* begin Data extract *

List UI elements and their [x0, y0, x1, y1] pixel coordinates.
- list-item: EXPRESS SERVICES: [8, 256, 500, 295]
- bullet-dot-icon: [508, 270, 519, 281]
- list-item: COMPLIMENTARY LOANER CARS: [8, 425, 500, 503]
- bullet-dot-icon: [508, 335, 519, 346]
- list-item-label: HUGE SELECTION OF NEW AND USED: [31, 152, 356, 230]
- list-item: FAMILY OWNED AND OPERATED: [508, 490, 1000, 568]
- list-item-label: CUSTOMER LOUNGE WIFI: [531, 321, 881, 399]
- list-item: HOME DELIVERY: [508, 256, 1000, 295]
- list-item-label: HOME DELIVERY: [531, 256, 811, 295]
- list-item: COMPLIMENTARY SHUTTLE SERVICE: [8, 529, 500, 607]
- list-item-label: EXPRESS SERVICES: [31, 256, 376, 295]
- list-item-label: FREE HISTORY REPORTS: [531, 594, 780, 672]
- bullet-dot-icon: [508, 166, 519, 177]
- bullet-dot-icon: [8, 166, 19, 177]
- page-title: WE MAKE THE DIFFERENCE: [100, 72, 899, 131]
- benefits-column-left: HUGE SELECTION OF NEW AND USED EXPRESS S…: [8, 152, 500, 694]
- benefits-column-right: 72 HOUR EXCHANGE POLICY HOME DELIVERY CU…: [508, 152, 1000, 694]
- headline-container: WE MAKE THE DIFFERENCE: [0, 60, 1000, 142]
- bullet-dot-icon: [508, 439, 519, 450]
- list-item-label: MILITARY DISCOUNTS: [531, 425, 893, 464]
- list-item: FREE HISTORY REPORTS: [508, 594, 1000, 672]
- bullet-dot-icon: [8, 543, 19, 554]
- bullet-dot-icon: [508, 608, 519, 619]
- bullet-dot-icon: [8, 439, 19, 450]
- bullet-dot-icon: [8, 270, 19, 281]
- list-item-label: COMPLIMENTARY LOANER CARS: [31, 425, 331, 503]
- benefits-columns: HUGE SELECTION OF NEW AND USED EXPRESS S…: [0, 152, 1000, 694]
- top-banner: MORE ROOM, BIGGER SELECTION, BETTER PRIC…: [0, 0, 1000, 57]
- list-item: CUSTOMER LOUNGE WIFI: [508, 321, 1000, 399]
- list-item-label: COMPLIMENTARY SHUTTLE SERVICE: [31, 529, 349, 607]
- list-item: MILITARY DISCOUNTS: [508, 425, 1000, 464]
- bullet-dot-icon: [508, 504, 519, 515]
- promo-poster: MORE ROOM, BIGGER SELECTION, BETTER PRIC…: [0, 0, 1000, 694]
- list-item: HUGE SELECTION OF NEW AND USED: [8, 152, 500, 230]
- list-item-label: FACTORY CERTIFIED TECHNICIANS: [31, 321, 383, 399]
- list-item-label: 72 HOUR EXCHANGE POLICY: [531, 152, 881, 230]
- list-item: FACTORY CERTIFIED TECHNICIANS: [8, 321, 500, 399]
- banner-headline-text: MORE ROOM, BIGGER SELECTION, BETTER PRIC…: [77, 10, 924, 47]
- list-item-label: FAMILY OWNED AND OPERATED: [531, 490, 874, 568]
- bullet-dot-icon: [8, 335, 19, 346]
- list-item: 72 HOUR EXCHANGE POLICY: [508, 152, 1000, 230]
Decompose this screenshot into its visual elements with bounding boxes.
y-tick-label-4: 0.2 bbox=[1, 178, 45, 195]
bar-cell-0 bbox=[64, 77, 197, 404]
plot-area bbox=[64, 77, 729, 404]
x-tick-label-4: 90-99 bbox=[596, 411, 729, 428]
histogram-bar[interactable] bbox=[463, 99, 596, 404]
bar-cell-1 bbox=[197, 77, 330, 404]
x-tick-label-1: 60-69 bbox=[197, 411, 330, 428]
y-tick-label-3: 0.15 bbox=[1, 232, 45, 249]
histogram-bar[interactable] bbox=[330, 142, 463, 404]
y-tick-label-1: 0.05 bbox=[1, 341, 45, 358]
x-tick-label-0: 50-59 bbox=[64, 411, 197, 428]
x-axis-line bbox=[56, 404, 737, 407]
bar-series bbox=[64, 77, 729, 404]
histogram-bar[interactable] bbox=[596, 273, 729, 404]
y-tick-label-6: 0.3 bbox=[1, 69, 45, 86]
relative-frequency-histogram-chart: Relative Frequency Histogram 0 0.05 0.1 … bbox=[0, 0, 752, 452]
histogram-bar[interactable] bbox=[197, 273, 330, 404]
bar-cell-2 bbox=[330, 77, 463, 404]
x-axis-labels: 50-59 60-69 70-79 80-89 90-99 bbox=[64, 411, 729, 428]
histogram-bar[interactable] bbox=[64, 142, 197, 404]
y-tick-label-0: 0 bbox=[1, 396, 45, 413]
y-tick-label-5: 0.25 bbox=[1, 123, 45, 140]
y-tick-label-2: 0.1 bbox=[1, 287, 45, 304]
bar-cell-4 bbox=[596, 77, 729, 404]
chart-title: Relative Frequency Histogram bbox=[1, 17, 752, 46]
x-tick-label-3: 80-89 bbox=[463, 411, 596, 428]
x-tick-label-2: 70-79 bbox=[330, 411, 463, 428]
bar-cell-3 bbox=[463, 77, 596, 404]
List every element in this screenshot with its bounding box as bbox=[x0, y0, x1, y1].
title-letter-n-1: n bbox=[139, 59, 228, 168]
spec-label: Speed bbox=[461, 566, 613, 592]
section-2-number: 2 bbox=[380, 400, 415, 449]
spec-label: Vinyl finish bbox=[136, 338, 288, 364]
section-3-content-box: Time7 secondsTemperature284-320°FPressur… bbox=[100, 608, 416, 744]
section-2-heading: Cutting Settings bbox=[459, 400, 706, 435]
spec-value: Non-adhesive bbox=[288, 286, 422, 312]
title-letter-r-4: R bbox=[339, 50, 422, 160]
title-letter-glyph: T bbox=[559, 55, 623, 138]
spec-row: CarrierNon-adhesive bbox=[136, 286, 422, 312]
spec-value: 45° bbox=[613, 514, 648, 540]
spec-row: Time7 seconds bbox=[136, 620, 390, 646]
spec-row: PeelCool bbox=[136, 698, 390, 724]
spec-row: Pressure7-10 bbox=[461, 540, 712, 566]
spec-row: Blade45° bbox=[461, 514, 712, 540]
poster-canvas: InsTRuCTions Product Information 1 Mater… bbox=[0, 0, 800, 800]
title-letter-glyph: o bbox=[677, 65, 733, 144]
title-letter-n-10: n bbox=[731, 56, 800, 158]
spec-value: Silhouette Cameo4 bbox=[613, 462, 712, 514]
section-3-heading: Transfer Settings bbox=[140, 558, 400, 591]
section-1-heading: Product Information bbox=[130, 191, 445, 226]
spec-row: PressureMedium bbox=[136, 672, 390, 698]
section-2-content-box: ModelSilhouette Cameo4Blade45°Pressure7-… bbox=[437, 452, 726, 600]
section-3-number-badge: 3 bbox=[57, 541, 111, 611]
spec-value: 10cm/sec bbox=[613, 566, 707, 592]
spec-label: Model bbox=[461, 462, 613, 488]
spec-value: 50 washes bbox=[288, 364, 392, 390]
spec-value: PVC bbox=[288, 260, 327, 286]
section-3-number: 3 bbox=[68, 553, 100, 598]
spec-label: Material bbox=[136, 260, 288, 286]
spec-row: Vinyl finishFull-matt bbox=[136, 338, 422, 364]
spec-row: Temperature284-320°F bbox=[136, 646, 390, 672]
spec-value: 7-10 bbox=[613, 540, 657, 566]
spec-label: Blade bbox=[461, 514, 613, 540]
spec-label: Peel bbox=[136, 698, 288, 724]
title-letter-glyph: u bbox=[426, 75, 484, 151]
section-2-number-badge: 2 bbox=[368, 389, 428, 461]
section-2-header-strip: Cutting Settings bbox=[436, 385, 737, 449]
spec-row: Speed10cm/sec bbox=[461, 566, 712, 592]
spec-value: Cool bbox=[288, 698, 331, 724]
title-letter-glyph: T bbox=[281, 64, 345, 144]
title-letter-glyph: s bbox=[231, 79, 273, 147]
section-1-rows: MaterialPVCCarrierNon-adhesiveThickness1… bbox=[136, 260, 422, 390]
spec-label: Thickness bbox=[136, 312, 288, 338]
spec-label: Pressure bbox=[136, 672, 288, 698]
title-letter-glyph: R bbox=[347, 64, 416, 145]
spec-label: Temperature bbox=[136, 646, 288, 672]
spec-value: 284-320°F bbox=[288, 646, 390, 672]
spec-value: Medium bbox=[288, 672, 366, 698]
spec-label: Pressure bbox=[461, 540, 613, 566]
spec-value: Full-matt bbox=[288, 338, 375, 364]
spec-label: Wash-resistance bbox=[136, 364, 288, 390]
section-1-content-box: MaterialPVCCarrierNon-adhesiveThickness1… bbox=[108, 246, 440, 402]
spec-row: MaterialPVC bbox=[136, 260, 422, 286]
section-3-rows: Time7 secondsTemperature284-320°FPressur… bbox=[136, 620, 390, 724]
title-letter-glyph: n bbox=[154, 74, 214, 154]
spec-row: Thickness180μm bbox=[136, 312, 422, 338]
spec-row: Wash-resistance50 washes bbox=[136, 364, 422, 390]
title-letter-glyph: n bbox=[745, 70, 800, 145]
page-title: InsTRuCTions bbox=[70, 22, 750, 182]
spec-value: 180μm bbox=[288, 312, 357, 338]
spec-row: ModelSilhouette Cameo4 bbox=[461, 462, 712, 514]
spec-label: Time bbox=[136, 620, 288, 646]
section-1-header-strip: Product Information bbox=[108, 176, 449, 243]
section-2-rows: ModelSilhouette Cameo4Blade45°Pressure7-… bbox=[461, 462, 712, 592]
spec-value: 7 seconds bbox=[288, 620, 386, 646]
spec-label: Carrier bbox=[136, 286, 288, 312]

* end Data extract *

- _What to do_: Please copy the data again, beginning at its first line and stopping after the line that contains "- list-item-label: FREE", substituting "round-bullet-icon" for every "bullet-dot-icon" and leaving everything else unchanged.

- _Answer to the exercise_:
List UI elements and their [x0, y0, x1, y1] pixel coordinates.
- list-item: EXPRESS SERVICES: [8, 256, 500, 295]
- round-bullet-icon: [508, 270, 519, 281]
- list-item: COMPLIMENTARY LOANER CARS: [8, 425, 500, 503]
- round-bullet-icon: [508, 335, 519, 346]
- list-item-label: HUGE SELECTION OF NEW AND USED: [31, 152, 356, 230]
- list-item: FAMILY OWNED AND OPERATED: [508, 490, 1000, 568]
- list-item-label: CUSTOMER LOUNGE WIFI: [531, 321, 881, 399]
- list-item: HOME DELIVERY: [508, 256, 1000, 295]
- list-item-label: HOME DELIVERY: [531, 256, 811, 295]
- list-item: COMPLIMENTARY SHUTTLE SERVICE: [8, 529, 500, 607]
- list-item-label: EXPRESS SERVICES: [31, 256, 376, 295]
- list-item-label: FREE HISTORY REPORTS: [531, 594, 780, 672]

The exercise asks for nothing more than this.